_WRITTEN TASK_
Go through the data below. List every line that holds the word "circle".

>> Start MATERIAL FOR THIS TASK

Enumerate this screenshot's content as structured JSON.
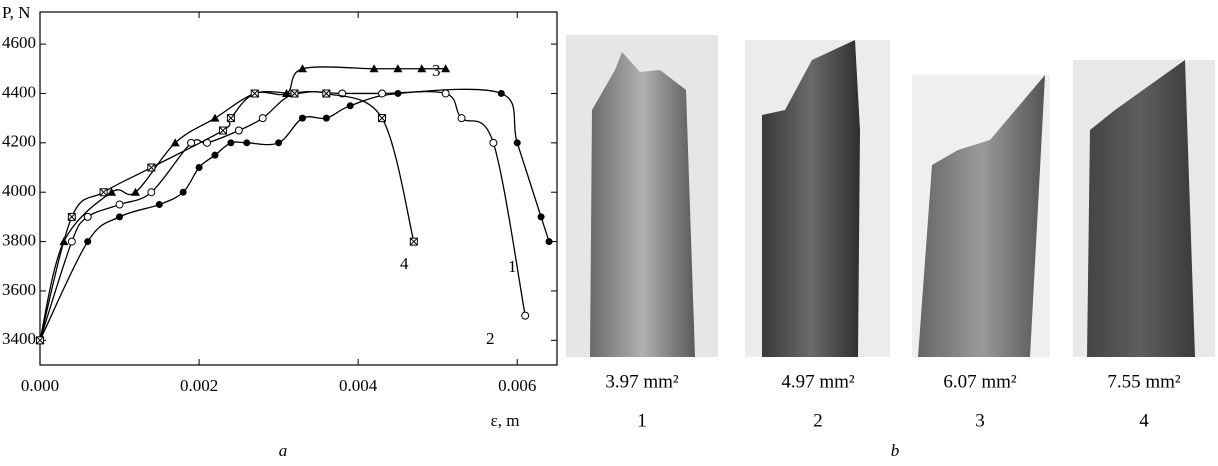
{
  "chart_data": {
    "type": "line",
    "ylabel": "P, N",
    "xlabel": "ε, m",
    "panel_label": "a",
    "xlim": [
      0,
      0.0065
    ],
    "ylim": [
      3300,
      4730
    ],
    "xticks": [
      {
        "value": 0,
        "label": "0.000"
      },
      {
        "value": 0.002,
        "label": "0.002"
      },
      {
        "value": 0.004,
        "label": "0.004"
      },
      {
        "value": 0.006,
        "label": "0.006"
      }
    ],
    "yticks": [
      3400,
      3600,
      3800,
      4000,
      4200,
      4400,
      4600
    ],
    "series": [
      {
        "name": "1",
        "color": "#000000",
        "marker": "filled-circle",
        "x": [
          0,
          0.0006,
          0.001,
          0.0015,
          0.0018,
          0.002,
          0.0022,
          0.0024,
          0.0026,
          0.003,
          0.0033,
          0.0036,
          0.0039,
          0.0045,
          0.0058,
          0.006,
          0.0063,
          0.0064
        ],
        "values": [
          3400,
          3800,
          3900,
          3950,
          4000,
          4100,
          4150,
          4200,
          4200,
          4200,
          4300,
          4300,
          4350,
          4400,
          4400,
          4200,
          3900,
          3800
        ]
      },
      {
        "name": "2",
        "color": "#000000",
        "marker": "open-circle",
        "x": [
          0,
          0.0004,
          0.0006,
          0.001,
          0.0014,
          0.0019,
          0.0021,
          0.0025,
          0.0028,
          0.0032,
          0.0038,
          0.0043,
          0.0051,
          0.0053,
          0.0057,
          0.0061
        ],
        "values": [
          3400,
          3800,
          3900,
          3950,
          4000,
          4200,
          4200,
          4250,
          4300,
          4400,
          4400,
          4400,
          4400,
          4300,
          4200,
          3500
        ]
      },
      {
        "name": "3",
        "color": "#000000",
        "marker": "triangle",
        "x": [
          0,
          0.0003,
          0.0009,
          0.0012,
          0.0017,
          0.0022,
          0.0027,
          0.0031,
          0.0033,
          0.0042,
          0.0045,
          0.0048,
          0.0051
        ],
        "values": [
          3400,
          3800,
          4000,
          4000,
          4200,
          4300,
          4400,
          4400,
          4500,
          4500,
          4500,
          4500,
          4500
        ]
      },
      {
        "name": "4",
        "color": "#000000",
        "marker": "crossed-square",
        "x": [
          0,
          0.0004,
          0.0008,
          0.0014,
          0.0023,
          0.0024,
          0.0027,
          0.0032,
          0.0036,
          0.0043,
          0.0047
        ],
        "values": [
          3400,
          3900,
          4000,
          4100,
          4250,
          4300,
          4400,
          4400,
          4400,
          4300,
          3800
        ]
      }
    ]
  },
  "photos": {
    "panel_label": "b",
    "items": [
      {
        "caption": "3.97 mm²",
        "number": "1"
      },
      {
        "caption": "4.97 mm²",
        "number": "2"
      },
      {
        "caption": "6.07 mm²",
        "number": "3"
      },
      {
        "caption": "7.55 mm²",
        "number": "4"
      }
    ]
  }
}
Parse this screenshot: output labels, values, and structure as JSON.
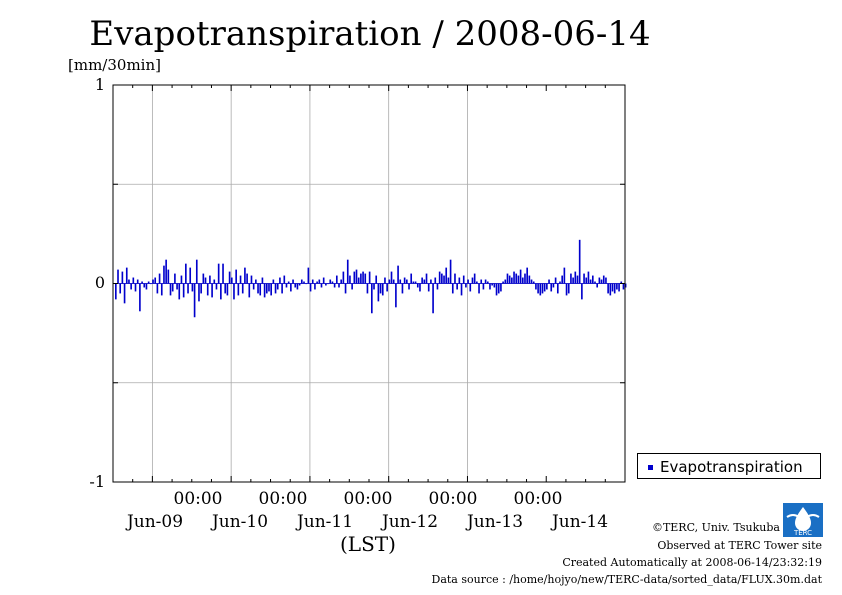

>> End MATERIAL FOR THIS TASK

_RESPONSE TO THE EXERCISE_
        "marker": "filled-circle",
        "marker": "open-circle",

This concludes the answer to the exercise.